_Provided passage_
____

Just hope I will be awake when it happens!!!!


----------



## gimp (Jul 17, 2009)

She looks a lot different this morning (smaller)! She also seems a bit less "normal." (of course as soon as I typed that she started looking for something to eat...sigh.) I hope all goes well. I am going to say today based on the amount of poo in the stall and the fact that she looks grumpy. Good thoughts and wishes for a good outcome from Washington state.


----------



## mizbeth (Jul 17, 2009)

Gosh..........................again!


----------



## Joanne (Jul 17, 2009)

She has been up at down since 3 pm PDT. Maybe soon ????

Wish me luck!

Karrie From Rockin S Miniatures sent me this today.

This is her cat watching Precious. Too incredible not to share with you.


----------



## Miniv (Jul 17, 2009)

OMG! CUTE!!!!!!!!!!


----------



## shelly (Jul 17, 2009)

I CAN"T BELIEVE IT!!! I was sure she would foal while I was out for dinner with family after seeing her up and down several times in just a half hours time...GEEZ



This is going to be one spectacular FILLY!!!


----------



## SilverDollar (Jul 17, 2009)

I LOVE the photo of the cat watching! Even my husband (who's not a horse person) keeps asking me "Has that mini had her baby yet??"





Sending good thoughts your way for a safe and smooth foaling.


----------



## qtrrae (Jul 17, 2009)

Time to check on Precious - oh my - still NO BABY!!! She looks soooo ready! I wonder how many forum people get up during the night to check on her - I know I do!!

The cat watching Precious is just precious!!


----------



## crponies (Jul 18, 2009)

Wow, I love that picture of the cat on mare stare! I hope she foals for you soon.


----------



## minie812 (Jul 18, 2009)

What no baby. I think you need to pull the plug on this one



so to speak....mmmm DON"T make me come out there!


----------



## Joanne (Jul 18, 2009)

____

_Entries supplied_

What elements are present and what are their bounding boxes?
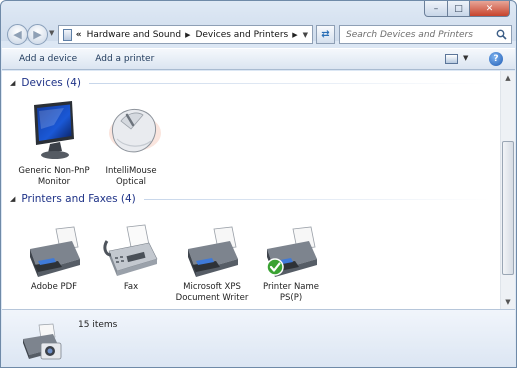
device-label: Generic Non-PnP Monitor <box>18 166 90 187</box>
fax-icon <box>103 224 158 276</box>
printer-item-adobe-pdf[interactable]: Adobe PDF <box>15 221 93 293</box>
group-title: Devices (4) <box>21 77 81 89</box>
help-button[interactable]: ? <box>489 52 503 66</box>
collapse-arrow-icon[interactable]: ◢ <box>10 195 15 203</box>
printer-item-xps-writer[interactable]: Microsoft XPS Document Writer <box>173 221 251 304</box>
printer-icon <box>188 226 238 277</box>
device-item-mouse[interactable]: IntelliMouse Optical <box>92 99 170 188</box>
group-header-devices[interactable]: ◢ Devices (4) <box>10 77 490 89</box>
devices-camera-printer-icon <box>23 323 62 360</box>
refresh-button[interactable]: ⇄ <box>316 25 335 44</box>
close-button[interactable]: ✕ <box>470 1 510 17</box>
forward-button[interactable]: ▶ <box>27 24 48 45</box>
scroll-down-icon[interactable]: ▼ <box>501 295 515 309</box>
control-panel-icon <box>63 28 72 41</box>
window-controls: – □ ✕ <box>424 1 510 17</box>
collapse-arrow-icon[interactable]: ◢ <box>10 79 15 87</box>
explorer-window: – □ ✕ ◀ ▶ ▼ « Hardware and Sound ▶ Devic… <box>0 0 517 368</box>
printer-item-fax[interactable]: Fax <box>92 221 170 293</box>
refresh-icon: ⇄ <box>321 29 330 40</box>
breadcrumb-hardware-and-sound[interactable]: Hardware and Sound <box>87 30 181 40</box>
recent-pages-dropdown-icon[interactable]: ▼ <box>49 29 54 37</box>
back-arrow-icon: ◀ <box>13 28 22 41</box>
address-bar[interactable]: « Hardware and Sound ▶ Devices and Print… <box>58 25 313 44</box>
group-divider <box>88 82 490 84</box>
group-header-printers[interactable]: ◢ Printers and Faxes (4) <box>10 193 490 205</box>
group-divider <box>143 198 490 200</box>
add-device-button[interactable]: Add a device <box>2 49 86 69</box>
minimize-button[interactable]: – <box>424 1 448 17</box>
search-icon[interactable] <box>496 29 507 40</box>
item-count: 15 items <box>78 320 118 330</box>
search-box[interactable] <box>339 25 512 44</box>
device-label: IntelliMouse Optical <box>105 166 157 187</box>
items-view: ◢ Devices (4) Generic Non-PnP Monitor In… <box>2 71 500 309</box>
printer-label: Printer Name PS(P) <box>262 282 320 303</box>
breadcrumb-separator-icon[interactable]: ▶ <box>185 31 190 39</box>
back-button[interactable]: ◀ <box>7 24 28 45</box>
default-printer-icon <box>266 226 317 277</box>
breadcrumb-separator-icon[interactable]: ▶ <box>292 31 297 39</box>
monitor-icon <box>34 101 74 159</box>
vertical-scrollbar[interactable]: ▲ ▼ <box>500 71 515 309</box>
printer-label: Microsoft XPS Document Writer <box>175 282 249 303</box>
change-view-icon[interactable] <box>445 54 458 64</box>
add-printer-button[interactable]: Add a printer <box>86 49 163 69</box>
navigation-bar: ◀ ▶ ▼ « Hardware and Sound ▶ Devices and… <box>7 22 512 46</box>
command-bar: Add a device Add a printer ▼ ? <box>2 48 515 70</box>
mouse-icon <box>109 109 161 153</box>
scrollbar-thumb[interactable] <box>502 141 514 275</box>
printer-label: Adobe PDF <box>30 282 78 292</box>
printer-label: Fax <box>123 282 139 292</box>
address-dropdown-icon[interactable]: ▼ <box>303 31 308 39</box>
scroll-up-icon[interactable]: ▲ <box>501 71 515 85</box>
breadcrumb-devices-and-printers[interactable]: Devices and Printers <box>195 30 288 40</box>
details-pane: 15 items <box>2 309 515 367</box>
maximize-button[interactable]: □ <box>448 1 470 17</box>
default-checkmark-icon <box>266 258 284 276</box>
device-item-monitor[interactable]: Generic Non-PnP Monitor <box>15 99 93 188</box>
printer-icon <box>30 226 80 277</box>
printer-item-default-printer[interactable]: Printer Name PS(P) <box>252 221 330 304</box>
forward-arrow-icon: ▶ <box>33 28 42 41</box>
search-input[interactable] <box>346 29 496 40</box>
view-options-dropdown-icon[interactable]: ▼ <box>463 54 468 62</box>
breadcrumb-overflow[interactable]: « <box>76 30 82 40</box>
group-title: Printers and Faxes (4) <box>21 193 136 205</box>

____

_Short exercise 1_
In the foaling thread, which state does gimp send good thoughts and wishes from?
_Short exercise 2_
Continue the foaling thread from its final line.

_Expected answer 1_
Washington state.

_Expected answer 2_
Between 3 and 4 pm Friday PDT she was up and down. I got my husband's attention (he was on his beloved Kabota tractor) and I said I think she will go any minute. Panting, up and down, kicking at her belly, stretching her head skyward etc. I stayed outside her stall for over an hour...... nothing.

Got a few phone calls from people watching her that thought she was going to foal soon too and wanted to make sure I was there. Thank you so much. I know you cannot see me if I am outside of the stall. I would rather have the call and run to the barn then miss this birth. Often you can see her restless before my halter alarm goes off and I would rather be in the barn at the start of this birth if possible in case I need to reposition the foal.

I thought she would surely foal by morning! This mare is making a liar out of me!!!!!!!

I bet everyone will have given up on my predictions and she and I will be left home alone when she FINALLY foals!


----------



## sedeh (Jul 18, 2009)

> Between 3 and 4 pm Friday PDT she was up and down. I got my husband's attention (he was on his beloved Kabota tractor) and I said I think she will go any minute. Panting, up and down, kicking at her belly, stretching her head skyward etc. I stayed outside her stall for over an hour...... nothing.I thought she would surely foal by morning! This mare is making a liar out of me!!!!!!!
> 
> I bet everyone will have given up on my predictions and she and I will be left home alone when she FINALLY foals!


I think she's waiting for _you_ to give up on her Joanne!!



I was watching one like a hawk...sure she was going to foal during the night. Next morning I put my hubby in charge of watching her while I took an hour nap. When I got up she had foaled and hubby hadn't even noticed!



Luckily foal was fine. Good luck......sounds like it's any time now!


----------



## Connie P (Jul 18, 2009)

Still watching and waiting.........................


----------



## Kira98 (Jul 18, 2009)

WHAT NO BABY !!!!!!!!!!!!!!!!!!!!!





I for sure thought that when I left out on the 14th I'd come back to see color photo thread posted

I didnt get to check Thursday becasue I have not been home ! I just got in today at 1pm CDT

got chores done and went for feed etc.. and just now sitting down to browse the web. and

Check on Precious and I am stunned thats crazy

I know that when my full size waxed on the 28th of Feb she didnt foal til the 23rd of March ! I was in the barn

nonstop and i to got worried about no movement and the foal if it was alright etc... and if you saw the pics

boy was that masterpiece she cooked for a bit longer was perfect

and im hoping and prayin and im watchin her tonight for a bit so maybe she knew i didnt want to miss it LOL

Oh and that cat photo is just perfect too cute





my non horsey hubby and our friend that stays with us keeps asking me too if this mare has foaled yet !

Oy bananas come on Precious its time now to have that COLT !!!!!!!!!!

ps joanne if it comes out looking like my full size paint stallion and he comes up missin from your pasture dont look

in oklahoma ! LOL


----------



## Bess Kelly (Jul 18, 2009)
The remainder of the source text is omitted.